INFORMATION SHOWN:
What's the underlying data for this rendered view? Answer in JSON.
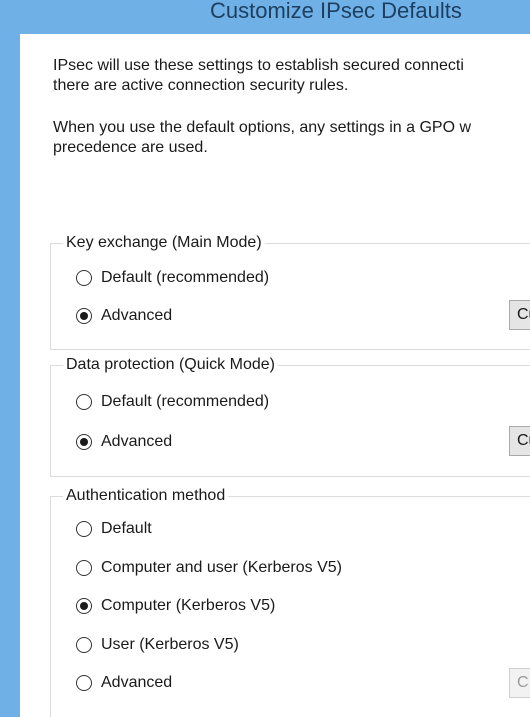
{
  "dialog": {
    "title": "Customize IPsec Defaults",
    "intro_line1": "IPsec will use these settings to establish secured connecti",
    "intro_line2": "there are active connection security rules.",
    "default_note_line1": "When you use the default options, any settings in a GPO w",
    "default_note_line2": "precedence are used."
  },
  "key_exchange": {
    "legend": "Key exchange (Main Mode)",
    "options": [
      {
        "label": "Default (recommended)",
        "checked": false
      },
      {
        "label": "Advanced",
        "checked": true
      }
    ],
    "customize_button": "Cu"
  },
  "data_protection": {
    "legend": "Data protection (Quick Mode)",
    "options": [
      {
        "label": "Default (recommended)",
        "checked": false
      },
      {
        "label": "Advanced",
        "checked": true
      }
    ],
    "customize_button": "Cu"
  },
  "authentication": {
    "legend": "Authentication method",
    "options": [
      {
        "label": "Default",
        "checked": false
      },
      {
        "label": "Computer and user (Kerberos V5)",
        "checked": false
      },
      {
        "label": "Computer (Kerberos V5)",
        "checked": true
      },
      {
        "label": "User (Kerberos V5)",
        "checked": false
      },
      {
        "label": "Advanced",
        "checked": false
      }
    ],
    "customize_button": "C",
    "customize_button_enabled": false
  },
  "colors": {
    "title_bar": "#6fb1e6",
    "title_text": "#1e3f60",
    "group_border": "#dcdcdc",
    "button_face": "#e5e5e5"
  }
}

...

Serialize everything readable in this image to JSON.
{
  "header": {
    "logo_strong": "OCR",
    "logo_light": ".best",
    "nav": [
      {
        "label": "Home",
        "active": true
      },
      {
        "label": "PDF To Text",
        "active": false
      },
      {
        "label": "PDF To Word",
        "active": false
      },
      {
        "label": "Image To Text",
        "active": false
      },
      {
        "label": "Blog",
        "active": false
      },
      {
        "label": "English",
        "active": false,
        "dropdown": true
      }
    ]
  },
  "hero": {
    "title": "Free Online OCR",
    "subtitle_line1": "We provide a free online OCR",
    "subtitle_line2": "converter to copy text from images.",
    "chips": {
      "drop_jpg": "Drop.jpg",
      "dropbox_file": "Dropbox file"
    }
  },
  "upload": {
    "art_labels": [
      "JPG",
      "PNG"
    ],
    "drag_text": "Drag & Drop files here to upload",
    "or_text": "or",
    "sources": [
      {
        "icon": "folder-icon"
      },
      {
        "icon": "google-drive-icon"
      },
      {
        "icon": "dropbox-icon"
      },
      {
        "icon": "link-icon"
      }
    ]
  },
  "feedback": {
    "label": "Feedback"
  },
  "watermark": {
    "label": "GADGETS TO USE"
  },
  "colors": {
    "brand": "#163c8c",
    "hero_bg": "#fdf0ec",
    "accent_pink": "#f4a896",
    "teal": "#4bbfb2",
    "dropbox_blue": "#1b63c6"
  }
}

EXERCISE DESCRIPTION: Pick each line holding the word "legend" out of the listing.

THE ANSWER:
    "legend": "Key exchange (Main Mode)",
    "legend": "Data protection (Quick Mode)",
    "legend": "Authentication method",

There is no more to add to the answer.